### TASK
Drop all images and give the records again exactly.

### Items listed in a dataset
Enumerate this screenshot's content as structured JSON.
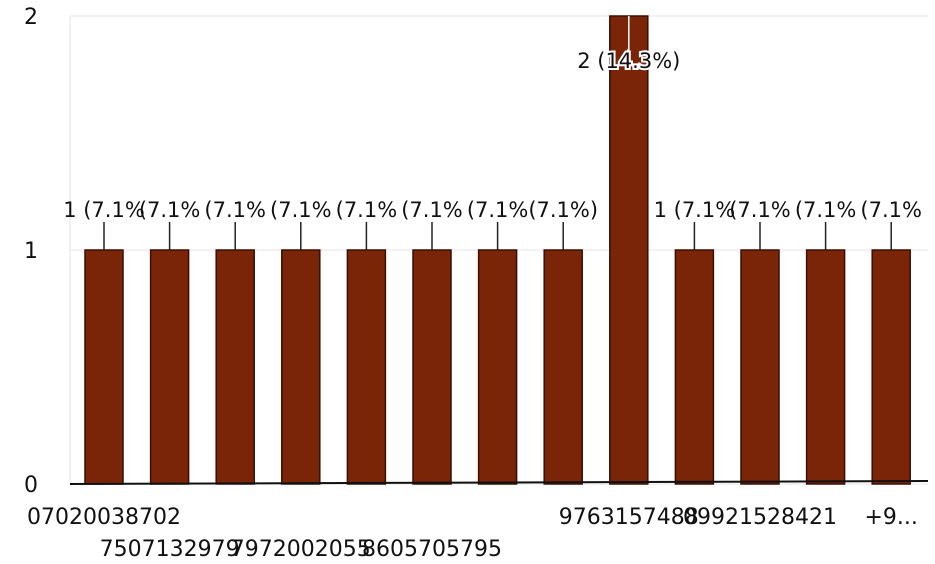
{
  "chart_data": {
    "type": "bar",
    "categories": [
      "07020038702",
      "7507132979",
      "",
      "7972002055",
      "",
      "8605705795",
      "",
      "",
      "9763157488",
      "",
      "09921528421",
      "",
      "+9..."
    ],
    "values": [
      1,
      1,
      1,
      1,
      1,
      1,
      1,
      1,
      2,
      1,
      1,
      1,
      1
    ],
    "data_labels": [
      "1 (7.1%",
      "(7.1%",
      "(7.1%",
      "(7.1%",
      "(7.1%",
      "(7.1%",
      "(7.1%",
      "(7.1%)",
      "2 (14.3%)",
      "1 (7.1%",
      "(7.1%",
      "(7.1%",
      "(7.1%"
    ],
    "y_ticks": [
      "0",
      "1",
      "2"
    ],
    "ylim": [
      0,
      2
    ],
    "bar_color": "#7a2408",
    "grid": true
  }
}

### TASK RESULT
Enumerate this screenshot's content as structured JSON.
{
  "chart_data": {
    "type": "bar",
    "categories": [
      "07020038702",
      "7507132979",
      "",
      "7972002055",
      "",
      "8605705795",
      "",
      "",
      "9763157488",
      "",
      "09921528421",
      "",
      "+9..."
    ],
    "values": [
      1,
      1,
      1,
      1,
      1,
      1,
      1,
      1,
      2,
      1,
      1,
      1,
      1
    ],
    "data_labels": [
      "1 (7.1%",
      "(7.1%",
      "(7.1%",
      "(7.1%",
      "(7.1%",
      "(7.1%",
      "(7.1%",
      "(7.1%)",
      "2 (14.3%)",
      "1 (7.1%",
      "(7.1%",
      "(7.1%",
      "(7.1%"
    ],
    "y_ticks": [
      "0",
      "1",
      "2"
    ],
    "ylim": [
      0,
      2
    ],
    "bar_color": "#7a2408",
    "grid": true
  }
}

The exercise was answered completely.